*Task brief*. Copy out all lines of the records in which the word "Software" appears.

*Dataset records*.
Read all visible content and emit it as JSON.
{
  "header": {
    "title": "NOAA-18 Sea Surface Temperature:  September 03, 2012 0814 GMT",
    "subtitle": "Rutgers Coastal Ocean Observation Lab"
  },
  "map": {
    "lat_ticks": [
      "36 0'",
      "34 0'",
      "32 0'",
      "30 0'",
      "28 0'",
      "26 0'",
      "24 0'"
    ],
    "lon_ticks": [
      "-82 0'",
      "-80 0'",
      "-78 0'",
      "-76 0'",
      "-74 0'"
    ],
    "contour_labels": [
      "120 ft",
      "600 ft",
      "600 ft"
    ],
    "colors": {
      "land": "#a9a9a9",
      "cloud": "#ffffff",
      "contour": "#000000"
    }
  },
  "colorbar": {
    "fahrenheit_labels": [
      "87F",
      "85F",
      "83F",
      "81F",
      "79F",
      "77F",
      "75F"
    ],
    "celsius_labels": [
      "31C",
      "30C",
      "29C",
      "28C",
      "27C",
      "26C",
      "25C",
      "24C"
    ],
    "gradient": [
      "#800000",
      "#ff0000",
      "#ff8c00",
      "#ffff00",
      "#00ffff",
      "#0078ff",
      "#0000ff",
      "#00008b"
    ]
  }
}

---

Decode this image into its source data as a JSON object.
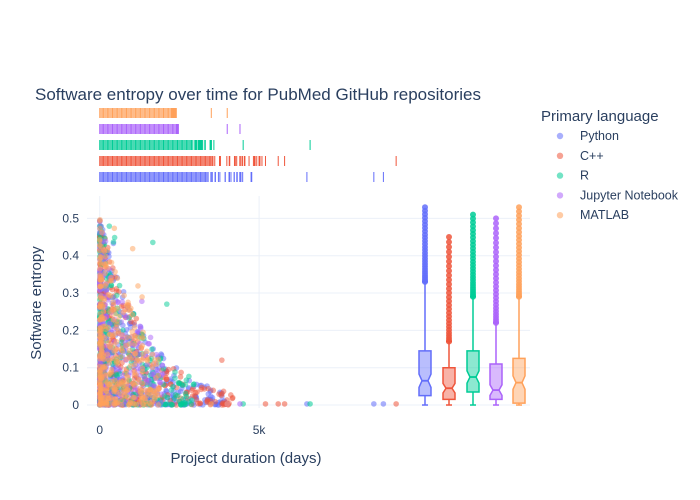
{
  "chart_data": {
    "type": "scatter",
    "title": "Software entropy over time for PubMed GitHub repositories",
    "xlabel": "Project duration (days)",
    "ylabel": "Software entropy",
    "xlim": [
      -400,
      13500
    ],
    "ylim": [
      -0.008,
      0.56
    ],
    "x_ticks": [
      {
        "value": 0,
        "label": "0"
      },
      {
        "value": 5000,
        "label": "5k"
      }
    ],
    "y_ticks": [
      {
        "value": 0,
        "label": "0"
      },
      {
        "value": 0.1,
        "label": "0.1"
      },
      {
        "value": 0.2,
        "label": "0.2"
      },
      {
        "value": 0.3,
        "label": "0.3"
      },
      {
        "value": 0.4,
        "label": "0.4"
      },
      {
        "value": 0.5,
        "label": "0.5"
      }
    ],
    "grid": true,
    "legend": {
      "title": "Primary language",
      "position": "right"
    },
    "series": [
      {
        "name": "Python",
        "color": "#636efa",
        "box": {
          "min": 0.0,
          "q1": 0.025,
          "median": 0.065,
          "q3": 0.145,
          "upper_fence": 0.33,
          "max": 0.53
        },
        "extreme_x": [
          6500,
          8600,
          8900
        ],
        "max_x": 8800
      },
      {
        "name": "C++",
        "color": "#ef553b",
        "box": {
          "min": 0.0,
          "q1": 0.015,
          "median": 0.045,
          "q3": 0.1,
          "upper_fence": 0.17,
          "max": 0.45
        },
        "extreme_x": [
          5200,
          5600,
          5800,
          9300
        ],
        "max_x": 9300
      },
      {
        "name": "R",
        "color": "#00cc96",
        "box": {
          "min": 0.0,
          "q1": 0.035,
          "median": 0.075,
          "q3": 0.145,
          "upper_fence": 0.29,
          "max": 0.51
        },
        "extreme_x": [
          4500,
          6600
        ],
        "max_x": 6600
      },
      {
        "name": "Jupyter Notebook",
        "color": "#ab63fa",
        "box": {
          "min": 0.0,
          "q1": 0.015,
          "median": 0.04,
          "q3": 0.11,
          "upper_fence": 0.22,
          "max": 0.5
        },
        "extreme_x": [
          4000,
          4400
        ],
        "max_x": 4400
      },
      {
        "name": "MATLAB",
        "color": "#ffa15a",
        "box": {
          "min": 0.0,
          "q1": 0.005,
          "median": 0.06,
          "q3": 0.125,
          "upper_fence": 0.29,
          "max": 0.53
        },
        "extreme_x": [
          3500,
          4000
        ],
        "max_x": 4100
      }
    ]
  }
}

* * *

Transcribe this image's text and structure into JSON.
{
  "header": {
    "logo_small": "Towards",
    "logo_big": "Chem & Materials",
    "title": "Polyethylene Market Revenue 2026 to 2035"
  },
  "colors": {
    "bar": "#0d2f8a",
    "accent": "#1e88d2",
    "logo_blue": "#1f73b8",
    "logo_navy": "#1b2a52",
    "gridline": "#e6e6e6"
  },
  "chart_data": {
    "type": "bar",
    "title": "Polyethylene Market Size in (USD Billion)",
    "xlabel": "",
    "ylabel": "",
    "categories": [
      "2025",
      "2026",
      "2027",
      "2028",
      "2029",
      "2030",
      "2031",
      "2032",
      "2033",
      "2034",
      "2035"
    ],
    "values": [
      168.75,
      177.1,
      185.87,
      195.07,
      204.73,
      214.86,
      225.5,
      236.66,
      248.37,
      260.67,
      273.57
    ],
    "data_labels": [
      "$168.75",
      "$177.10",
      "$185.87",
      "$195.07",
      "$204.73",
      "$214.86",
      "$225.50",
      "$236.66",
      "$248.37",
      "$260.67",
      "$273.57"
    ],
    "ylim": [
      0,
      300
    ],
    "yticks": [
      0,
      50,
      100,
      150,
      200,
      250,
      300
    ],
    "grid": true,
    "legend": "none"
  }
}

*Task solution*.
    "title": "Software entropy over time for PubMed GitHub repositories",
    "ylabel": "Software entropy",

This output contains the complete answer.